* begin Input data *

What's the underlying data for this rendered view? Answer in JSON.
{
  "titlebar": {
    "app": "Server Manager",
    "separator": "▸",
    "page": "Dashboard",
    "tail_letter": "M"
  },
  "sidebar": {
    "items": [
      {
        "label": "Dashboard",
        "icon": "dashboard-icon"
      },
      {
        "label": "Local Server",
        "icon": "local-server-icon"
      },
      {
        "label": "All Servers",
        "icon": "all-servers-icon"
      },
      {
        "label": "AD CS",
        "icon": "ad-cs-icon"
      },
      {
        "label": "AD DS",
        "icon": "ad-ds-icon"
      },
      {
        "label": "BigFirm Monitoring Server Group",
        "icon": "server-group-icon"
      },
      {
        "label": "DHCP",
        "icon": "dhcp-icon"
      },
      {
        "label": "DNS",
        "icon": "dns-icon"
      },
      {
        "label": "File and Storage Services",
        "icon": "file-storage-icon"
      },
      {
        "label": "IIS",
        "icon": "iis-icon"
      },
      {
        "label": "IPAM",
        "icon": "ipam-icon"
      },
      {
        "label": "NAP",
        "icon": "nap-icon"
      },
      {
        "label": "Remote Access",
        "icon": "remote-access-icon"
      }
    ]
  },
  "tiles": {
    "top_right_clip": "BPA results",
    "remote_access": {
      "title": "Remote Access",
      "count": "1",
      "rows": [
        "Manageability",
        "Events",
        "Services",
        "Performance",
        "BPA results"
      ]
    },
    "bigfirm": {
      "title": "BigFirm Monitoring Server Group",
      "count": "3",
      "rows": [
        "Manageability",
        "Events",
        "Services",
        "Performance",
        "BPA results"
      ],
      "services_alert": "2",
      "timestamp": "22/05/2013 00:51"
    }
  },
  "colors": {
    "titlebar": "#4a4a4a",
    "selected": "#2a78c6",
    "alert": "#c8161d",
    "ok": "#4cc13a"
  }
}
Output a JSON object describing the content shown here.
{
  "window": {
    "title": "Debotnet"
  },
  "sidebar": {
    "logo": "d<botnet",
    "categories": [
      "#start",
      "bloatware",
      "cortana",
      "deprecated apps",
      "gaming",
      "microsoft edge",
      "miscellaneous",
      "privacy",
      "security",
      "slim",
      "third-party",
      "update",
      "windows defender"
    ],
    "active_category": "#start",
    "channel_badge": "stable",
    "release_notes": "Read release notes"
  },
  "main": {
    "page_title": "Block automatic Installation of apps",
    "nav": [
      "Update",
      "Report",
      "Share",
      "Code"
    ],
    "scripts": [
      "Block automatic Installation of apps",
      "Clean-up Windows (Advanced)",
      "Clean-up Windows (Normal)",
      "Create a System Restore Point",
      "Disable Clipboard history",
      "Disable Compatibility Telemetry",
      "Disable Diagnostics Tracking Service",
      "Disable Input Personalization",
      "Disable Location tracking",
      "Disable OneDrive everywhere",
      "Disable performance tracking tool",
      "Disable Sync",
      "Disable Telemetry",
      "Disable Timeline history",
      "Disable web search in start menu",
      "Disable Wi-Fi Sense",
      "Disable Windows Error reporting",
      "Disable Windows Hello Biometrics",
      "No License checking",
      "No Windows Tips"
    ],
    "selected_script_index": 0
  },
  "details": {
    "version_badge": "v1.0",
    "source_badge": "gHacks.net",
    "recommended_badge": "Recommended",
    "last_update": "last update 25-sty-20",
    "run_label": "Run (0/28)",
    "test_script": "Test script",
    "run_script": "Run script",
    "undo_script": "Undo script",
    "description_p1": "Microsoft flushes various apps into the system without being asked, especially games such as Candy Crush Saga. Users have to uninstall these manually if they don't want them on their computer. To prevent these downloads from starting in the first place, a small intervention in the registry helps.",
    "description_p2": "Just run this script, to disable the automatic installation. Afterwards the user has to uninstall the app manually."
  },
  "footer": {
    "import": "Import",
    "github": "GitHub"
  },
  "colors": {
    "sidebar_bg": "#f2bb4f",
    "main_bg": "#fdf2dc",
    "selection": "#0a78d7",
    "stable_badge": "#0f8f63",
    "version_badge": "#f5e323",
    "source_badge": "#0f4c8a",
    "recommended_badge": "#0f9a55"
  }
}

* end Input data *

To be done:
Using the records above, pull out each line where the word "Monitoring" occurs.

Solved exercise:
        "label": "BigFirm Monitoring Server Group",
      "title": "BigFirm Monitoring Server Group",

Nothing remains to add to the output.